TASK TO COMPLETE:
Work out the number of lines with "ffffff" in them. Reply with that number and no other words.

+ + + + +

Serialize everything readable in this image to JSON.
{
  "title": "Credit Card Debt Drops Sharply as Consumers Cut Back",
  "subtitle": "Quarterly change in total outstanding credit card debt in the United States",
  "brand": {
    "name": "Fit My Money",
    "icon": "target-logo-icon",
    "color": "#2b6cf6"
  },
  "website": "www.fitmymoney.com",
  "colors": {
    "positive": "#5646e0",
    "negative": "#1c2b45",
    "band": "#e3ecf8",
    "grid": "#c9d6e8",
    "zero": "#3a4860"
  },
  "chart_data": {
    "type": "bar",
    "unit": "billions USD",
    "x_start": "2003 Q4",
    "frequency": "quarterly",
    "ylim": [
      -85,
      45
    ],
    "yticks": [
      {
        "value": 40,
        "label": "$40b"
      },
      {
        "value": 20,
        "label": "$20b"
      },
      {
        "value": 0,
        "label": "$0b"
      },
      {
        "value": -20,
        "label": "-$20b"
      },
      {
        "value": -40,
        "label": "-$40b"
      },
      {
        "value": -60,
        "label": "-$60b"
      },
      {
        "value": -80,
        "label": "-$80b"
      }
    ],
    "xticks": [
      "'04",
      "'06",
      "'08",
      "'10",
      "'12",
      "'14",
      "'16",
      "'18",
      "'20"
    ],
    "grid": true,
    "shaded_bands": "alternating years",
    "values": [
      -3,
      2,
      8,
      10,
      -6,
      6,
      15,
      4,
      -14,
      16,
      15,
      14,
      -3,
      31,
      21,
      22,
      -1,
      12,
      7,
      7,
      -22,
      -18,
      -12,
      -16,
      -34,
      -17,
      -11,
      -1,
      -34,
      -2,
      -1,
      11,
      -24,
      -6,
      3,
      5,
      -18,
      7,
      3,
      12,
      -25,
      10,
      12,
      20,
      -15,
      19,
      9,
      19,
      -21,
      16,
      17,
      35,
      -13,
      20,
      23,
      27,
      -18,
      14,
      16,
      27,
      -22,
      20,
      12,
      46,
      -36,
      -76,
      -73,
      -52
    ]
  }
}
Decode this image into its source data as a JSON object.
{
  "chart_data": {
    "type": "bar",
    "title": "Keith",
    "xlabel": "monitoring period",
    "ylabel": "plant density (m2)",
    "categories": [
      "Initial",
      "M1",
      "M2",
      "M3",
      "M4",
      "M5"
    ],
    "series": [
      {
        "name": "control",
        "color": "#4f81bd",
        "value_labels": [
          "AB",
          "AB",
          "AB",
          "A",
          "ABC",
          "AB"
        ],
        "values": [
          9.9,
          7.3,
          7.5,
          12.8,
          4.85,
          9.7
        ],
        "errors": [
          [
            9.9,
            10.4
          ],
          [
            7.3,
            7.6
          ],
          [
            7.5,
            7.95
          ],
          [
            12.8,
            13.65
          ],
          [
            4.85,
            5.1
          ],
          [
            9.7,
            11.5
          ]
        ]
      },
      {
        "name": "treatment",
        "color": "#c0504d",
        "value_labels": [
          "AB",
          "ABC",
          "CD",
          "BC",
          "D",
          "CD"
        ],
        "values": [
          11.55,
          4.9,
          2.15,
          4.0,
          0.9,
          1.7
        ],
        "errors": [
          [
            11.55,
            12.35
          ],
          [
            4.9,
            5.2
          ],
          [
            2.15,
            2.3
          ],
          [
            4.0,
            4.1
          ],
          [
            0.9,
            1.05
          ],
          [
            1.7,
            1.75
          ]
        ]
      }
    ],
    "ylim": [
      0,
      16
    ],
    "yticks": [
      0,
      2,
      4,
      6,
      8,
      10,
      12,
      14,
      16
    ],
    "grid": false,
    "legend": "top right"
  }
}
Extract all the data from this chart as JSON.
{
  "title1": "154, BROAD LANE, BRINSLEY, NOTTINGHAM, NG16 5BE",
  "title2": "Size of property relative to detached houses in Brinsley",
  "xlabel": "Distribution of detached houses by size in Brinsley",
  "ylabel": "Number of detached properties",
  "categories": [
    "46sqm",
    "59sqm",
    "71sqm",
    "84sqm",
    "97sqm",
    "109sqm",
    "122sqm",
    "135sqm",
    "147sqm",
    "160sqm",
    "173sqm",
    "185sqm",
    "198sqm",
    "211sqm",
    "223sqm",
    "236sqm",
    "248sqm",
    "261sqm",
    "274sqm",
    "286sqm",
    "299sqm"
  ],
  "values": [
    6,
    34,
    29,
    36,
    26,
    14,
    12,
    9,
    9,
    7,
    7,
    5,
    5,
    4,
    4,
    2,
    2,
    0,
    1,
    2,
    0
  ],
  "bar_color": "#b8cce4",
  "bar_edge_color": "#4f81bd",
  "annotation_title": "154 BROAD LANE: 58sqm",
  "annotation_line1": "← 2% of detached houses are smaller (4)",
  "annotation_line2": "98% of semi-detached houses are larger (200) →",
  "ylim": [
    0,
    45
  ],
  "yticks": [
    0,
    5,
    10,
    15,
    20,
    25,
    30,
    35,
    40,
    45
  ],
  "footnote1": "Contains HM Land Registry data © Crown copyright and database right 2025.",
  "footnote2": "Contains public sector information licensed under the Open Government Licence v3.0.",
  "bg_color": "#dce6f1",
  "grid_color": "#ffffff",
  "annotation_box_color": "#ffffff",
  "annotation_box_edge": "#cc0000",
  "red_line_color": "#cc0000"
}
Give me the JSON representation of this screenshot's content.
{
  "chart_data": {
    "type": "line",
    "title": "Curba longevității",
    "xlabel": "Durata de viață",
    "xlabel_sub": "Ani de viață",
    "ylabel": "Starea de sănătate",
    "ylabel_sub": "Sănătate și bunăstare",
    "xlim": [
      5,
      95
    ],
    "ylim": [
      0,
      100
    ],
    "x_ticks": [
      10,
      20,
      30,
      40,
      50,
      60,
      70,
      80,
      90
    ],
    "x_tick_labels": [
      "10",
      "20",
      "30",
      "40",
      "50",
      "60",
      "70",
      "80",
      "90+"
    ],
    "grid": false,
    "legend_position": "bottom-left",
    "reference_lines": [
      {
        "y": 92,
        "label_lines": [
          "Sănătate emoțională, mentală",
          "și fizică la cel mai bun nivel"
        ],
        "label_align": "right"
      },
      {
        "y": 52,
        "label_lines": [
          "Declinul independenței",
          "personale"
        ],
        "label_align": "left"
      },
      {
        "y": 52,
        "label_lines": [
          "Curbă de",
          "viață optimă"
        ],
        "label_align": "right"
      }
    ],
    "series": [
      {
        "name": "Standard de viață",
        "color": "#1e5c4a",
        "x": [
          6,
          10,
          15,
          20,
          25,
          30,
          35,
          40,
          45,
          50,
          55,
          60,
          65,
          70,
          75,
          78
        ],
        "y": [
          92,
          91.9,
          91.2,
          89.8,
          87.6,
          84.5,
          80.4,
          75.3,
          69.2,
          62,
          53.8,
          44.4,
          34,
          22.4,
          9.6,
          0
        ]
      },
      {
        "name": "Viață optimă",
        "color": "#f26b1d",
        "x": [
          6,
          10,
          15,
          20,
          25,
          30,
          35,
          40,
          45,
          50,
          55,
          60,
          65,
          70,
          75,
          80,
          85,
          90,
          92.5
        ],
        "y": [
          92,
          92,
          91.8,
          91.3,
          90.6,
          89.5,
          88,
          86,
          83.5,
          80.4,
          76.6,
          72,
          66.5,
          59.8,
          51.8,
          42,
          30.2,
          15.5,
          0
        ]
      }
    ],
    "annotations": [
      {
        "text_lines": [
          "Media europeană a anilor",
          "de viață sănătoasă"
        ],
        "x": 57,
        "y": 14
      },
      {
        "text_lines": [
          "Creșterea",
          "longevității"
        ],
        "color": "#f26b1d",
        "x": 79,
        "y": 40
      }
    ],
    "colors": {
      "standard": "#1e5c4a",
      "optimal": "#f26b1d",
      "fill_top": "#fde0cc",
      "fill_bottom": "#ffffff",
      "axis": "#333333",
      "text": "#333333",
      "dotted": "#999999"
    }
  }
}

+ + + + +

SOLUTION TO THIS PROBLEM:
3